§ **RECORDS SUPPLIED**:
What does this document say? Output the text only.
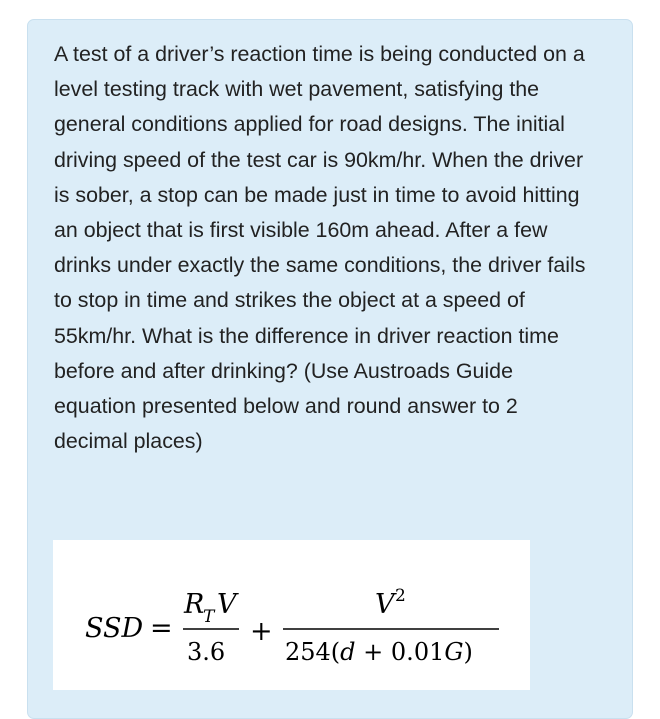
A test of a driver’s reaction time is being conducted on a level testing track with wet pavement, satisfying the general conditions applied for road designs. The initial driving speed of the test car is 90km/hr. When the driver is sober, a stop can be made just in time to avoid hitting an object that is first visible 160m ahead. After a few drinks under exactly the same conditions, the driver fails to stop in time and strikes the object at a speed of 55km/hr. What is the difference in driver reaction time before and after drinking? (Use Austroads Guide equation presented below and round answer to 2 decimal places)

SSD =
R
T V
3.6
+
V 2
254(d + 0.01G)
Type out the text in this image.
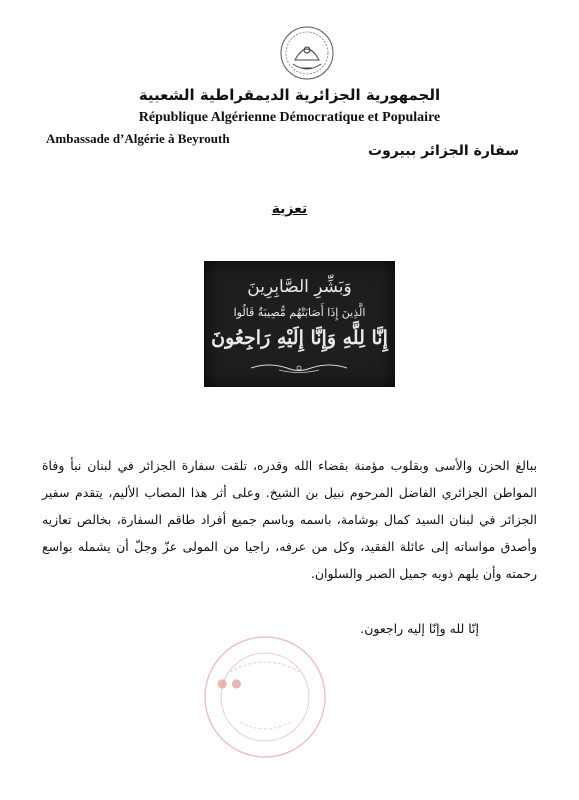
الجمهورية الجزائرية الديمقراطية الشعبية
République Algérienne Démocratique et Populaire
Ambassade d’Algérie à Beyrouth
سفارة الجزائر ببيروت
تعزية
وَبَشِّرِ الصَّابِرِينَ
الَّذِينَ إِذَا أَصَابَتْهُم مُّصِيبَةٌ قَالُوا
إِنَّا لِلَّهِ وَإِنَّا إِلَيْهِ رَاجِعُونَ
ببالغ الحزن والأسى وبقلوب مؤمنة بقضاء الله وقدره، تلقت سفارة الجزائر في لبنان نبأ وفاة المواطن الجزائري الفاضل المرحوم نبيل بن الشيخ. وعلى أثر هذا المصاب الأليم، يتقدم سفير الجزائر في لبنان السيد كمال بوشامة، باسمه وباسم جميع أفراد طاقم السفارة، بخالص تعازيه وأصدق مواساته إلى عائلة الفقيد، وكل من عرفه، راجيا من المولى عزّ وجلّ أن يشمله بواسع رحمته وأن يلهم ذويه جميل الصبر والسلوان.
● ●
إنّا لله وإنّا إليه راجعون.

§ **OBJECTIVE**: Where a line in the material above holds "text", copy that line.

§ **RESULT**:
What does this document say? Output the text only.
Type out the text in this image.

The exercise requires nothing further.